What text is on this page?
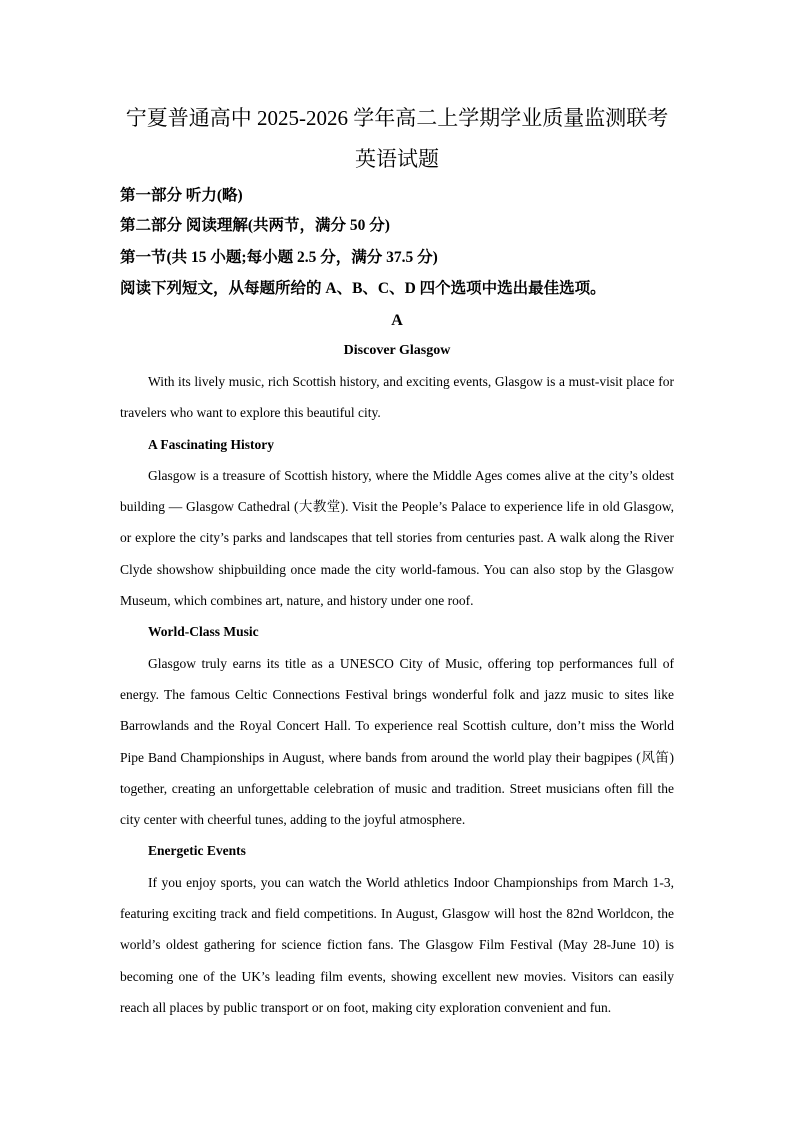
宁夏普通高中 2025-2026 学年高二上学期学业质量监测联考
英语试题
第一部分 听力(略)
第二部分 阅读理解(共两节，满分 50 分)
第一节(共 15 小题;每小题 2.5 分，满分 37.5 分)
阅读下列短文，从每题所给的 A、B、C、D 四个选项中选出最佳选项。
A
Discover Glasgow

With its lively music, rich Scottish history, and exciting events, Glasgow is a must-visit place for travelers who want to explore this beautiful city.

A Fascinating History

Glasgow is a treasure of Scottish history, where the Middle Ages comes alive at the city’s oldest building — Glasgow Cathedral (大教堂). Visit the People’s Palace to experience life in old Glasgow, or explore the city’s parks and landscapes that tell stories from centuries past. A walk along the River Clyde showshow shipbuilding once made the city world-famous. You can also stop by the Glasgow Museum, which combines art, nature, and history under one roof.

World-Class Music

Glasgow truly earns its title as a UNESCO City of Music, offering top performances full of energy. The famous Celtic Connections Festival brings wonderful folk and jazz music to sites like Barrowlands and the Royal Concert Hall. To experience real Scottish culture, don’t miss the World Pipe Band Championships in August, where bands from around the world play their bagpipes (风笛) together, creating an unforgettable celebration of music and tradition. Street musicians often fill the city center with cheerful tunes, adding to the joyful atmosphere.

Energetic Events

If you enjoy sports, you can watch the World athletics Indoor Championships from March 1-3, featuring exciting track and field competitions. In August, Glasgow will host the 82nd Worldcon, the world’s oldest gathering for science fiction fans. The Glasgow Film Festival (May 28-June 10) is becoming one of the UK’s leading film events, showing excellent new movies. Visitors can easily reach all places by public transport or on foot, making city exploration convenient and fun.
■ ■ ■
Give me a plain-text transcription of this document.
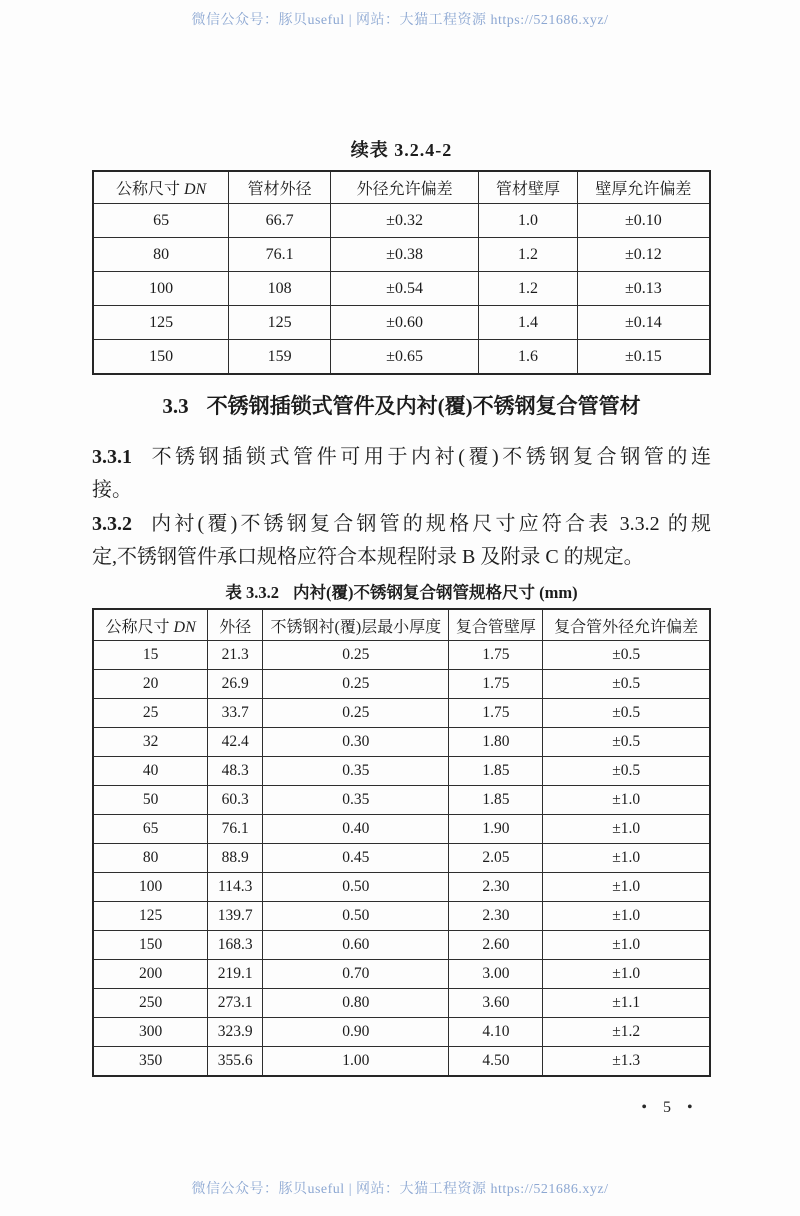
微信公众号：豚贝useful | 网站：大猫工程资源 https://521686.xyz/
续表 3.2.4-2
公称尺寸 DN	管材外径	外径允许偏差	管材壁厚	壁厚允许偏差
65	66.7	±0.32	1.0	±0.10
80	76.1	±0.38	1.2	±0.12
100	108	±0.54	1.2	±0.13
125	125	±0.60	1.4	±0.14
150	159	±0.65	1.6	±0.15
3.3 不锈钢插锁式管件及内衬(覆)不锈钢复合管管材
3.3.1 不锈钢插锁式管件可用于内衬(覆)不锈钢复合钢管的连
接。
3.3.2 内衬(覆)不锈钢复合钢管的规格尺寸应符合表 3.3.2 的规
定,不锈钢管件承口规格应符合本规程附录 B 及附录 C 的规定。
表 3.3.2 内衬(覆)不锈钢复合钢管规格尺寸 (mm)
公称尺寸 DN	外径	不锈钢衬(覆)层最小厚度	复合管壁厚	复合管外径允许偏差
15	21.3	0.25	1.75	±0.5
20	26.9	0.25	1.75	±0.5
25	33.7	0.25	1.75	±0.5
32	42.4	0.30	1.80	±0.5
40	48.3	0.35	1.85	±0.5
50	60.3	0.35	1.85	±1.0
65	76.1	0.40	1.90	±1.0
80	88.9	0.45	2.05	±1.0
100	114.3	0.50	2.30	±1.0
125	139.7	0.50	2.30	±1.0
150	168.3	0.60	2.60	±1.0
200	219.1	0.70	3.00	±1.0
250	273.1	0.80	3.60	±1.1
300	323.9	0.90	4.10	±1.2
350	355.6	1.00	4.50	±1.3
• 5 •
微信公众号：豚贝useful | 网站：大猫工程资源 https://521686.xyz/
■ ■ ■
Exercise: Tally the lines in the records above that contain the word "this", and give only that number.

Written response: 3